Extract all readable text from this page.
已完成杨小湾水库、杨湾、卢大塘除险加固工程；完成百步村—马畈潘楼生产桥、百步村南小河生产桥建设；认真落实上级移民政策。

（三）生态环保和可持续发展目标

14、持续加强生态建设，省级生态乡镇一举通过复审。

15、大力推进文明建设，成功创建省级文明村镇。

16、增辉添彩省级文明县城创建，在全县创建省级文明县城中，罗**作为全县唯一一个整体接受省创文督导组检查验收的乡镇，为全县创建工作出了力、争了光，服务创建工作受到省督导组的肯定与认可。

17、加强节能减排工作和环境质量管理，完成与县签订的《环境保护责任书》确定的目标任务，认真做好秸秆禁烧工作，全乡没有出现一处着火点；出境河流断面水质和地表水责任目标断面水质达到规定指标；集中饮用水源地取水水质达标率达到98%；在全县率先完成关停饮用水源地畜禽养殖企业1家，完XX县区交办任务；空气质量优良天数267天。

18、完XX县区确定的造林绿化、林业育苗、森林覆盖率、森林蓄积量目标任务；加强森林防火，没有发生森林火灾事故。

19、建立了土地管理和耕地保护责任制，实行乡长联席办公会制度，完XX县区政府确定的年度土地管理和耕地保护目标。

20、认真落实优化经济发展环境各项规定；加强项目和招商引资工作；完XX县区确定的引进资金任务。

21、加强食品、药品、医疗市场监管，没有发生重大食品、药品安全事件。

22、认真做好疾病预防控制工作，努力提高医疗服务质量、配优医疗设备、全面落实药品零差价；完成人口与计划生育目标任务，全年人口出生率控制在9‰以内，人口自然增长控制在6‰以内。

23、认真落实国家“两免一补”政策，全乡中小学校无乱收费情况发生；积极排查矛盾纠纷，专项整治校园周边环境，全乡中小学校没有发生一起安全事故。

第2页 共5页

## WHAT YOU SHOULD DO
Every entry needs to be retyped exactly.

## WRITTEN ANSWER
Extract all readable text from this page.
已完成杨小湾水库、杨湾、卢大塘除险加固工程；完成百步村—马畈潘楼生产桥、百步村南小河生产桥建设；认真落实上级移民政策。

（三）生态环保和可持续发展目标

14、持续加强生态建设，省级生态乡镇一举通过复审。

15、大力推进文明建设，成功创建省级文明村镇。

16、增辉添彩省级文明县城创建，在全县创建省级文明县城中，罗**作为全县唯一一个整体接受省创文督导组检查验收的乡镇，为全县创建工作出了力、争了光，服务创建工作受到省督导组的肯定与认可。

17、加强节能减排工作和环境质量管理，完成与县签订的《环境保护责任书》确定的目标任务，认真做好秸秆禁烧工作，全乡没有出现一处着火点；出境河流断面水质和地表水责任目标断面水质达到规定指标；集中饮用水源地取水水质达标率达到98%；在全县率先完成关停饮用水源地畜禽养殖企业1家，完XX县区交办任务；空气质量优良天数267天。

18、完XX县区确定的造林绿化、林业育苗、森林覆盖率、森林蓄积量目标任务；加强森林防火，没有发生森林火灾事故。

19、建立了土地管理和耕地保护责任制，实行乡长联席办公会制度，完XX县区政府确定的年度土地管理和耕地保护目标。

20、认真落实优化经济发展环境各项规定；加强项目和招商引资工作；完XX县区确定的引进资金任务。

21、加强食品、药品、医疗市场监管，没有发生重大食品、药品安全事件。

22、认真做好疾病预防控制工作，努力提高医疗服务质量、配优医疗设备、全面落实药品零差价；完成人口与计划生育目标任务，全年人口出生率控制在9‰以内，人口自然增长控制在6‰以内。

23、认真落实国家“两免一补”政策，全乡中小学校无乱收费情况发生；积极排查矛盾纠纷，专项整治校园周边环境，全乡中小学校没有发生一起安全事故。

第2页 共5页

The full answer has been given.